___ DATA RECORDS ___
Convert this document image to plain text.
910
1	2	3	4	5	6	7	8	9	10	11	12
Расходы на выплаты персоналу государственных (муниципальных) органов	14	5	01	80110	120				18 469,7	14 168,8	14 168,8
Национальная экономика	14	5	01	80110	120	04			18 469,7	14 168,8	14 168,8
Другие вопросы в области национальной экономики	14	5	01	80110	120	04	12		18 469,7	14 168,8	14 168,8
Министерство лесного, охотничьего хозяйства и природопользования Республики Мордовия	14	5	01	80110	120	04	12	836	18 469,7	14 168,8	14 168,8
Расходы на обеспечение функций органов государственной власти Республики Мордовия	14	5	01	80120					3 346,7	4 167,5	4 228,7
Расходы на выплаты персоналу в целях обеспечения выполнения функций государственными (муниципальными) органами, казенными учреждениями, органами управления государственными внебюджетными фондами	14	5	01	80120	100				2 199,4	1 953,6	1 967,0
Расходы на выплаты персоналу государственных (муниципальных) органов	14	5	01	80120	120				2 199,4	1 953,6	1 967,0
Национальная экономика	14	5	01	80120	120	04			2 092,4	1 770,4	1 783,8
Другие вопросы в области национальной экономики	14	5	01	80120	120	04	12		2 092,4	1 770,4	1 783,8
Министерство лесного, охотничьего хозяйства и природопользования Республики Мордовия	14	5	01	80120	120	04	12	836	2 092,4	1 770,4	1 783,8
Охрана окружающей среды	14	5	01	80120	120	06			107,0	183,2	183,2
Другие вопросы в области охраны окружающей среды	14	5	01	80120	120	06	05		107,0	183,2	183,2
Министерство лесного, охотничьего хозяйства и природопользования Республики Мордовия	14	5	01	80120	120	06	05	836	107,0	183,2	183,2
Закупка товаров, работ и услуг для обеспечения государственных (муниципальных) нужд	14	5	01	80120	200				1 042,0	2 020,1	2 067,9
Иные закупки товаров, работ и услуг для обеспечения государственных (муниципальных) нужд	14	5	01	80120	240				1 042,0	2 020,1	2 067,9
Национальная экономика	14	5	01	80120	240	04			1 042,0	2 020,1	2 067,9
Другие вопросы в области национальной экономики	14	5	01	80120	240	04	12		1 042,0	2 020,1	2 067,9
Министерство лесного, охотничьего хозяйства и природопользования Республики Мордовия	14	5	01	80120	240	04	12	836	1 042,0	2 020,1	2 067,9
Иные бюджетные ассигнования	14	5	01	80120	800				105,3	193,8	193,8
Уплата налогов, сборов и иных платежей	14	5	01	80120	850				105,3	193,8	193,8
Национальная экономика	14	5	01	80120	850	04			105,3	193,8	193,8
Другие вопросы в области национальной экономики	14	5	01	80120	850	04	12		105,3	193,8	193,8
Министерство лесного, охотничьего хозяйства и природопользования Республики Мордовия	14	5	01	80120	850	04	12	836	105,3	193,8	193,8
___
Output the records above in their entirety, exactly.

Convert this document image to plain text.
910
1	2	3	4	5	6	7	8	9	10	11	12
Расходы на выплаты персоналу государственных (муниципальных) органов	14	5	01	80110	120				18 469,7	14 168,8	14 168,8
Национальная экономика	14	5	01	80110	120	04			18 469,7	14 168,8	14 168,8
Другие вопросы в области национальной экономики	14	5	01	80110	120	04	12		18 469,7	14 168,8	14 168,8
Министерство лесного, охотничьего хозяйства и природопользования Республики Мордовия	14	5	01	80110	120	04	12	836	18 469,7	14 168,8	14 168,8
Расходы на обеспечение функций органов государственной власти Республики Мордовия	14	5	01	80120					3 346,7	4 167,5	4 228,7
Расходы на выплаты персоналу в целях обеспечения выполнения функций государственными (муниципальными) органами, казенными учреждениями, органами управления государственными внебюджетными фондами	14	5	01	80120	100				2 199,4	1 953,6	1 967,0
Расходы на выплаты персоналу государственных (муниципальных) органов	14	5	01	80120	120				2 199,4	1 953,6	1 967,0
Национальная экономика	14	5	01	80120	120	04			2 092,4	1 770,4	1 783,8
Другие вопросы в области национальной экономики	14	5	01	80120	120	04	12		2 092,4	1 770,4	1 783,8
Министерство лесного, охотничьего хозяйства и природопользования Республики Мордовия	14	5	01	80120	120	04	12	836	2 092,4	1 770,4	1 783,8
Охрана окружающей среды	14	5	01	80120	120	06			107,0	183,2	183,2
Другие вопросы в области охраны окружающей среды	14	5	01	80120	120	06	05		107,0	183,2	183,2
Министерство лесного, охотничьего хозяйства и природопользования Республики Мордовия	14	5	01	80120	120	06	05	836	107,0	183,2	183,2
Закупка товаров, работ и услуг для обеспечения государственных (муниципальных) нужд	14	5	01	80120	200				1 042,0	2 020,1	2 067,9
Иные закупки товаров, работ и услуг для обеспечения государственных (муниципальных) нужд	14	5	01	80120	240				1 042,0	2 020,1	2 067,9
Национальная экономика	14	5	01	80120	240	04			1 042,0	2 020,1	2 067,9
Другие вопросы в области национальной экономики	14	5	01	80120	240	04	12		1 042,0	2 020,1	2 067,9
Министерство лесного, охотничьего хозяйства и природопользования Республики Мордовия	14	5	01	80120	240	04	12	836	1 042,0	2 020,1	2 067,9
Иные бюджетные ассигнования	14	5	01	80120	800				105,3	193,8	193,8
Уплата налогов, сборов и иных платежей	14	5	01	80120	850				105,3	193,8	193,8
Национальная экономика	14	5	01	80120	850	04			105,3	193,8	193,8
Другие вопросы в области национальной экономики	14	5	01	80120	850	04	12		105,3	193,8	193,8
Министерство лесного, охотничьего хозяйства и природопользования Республики Мордовия	14	5	01	80120	850	04	12	836	105,3	193,8	193,8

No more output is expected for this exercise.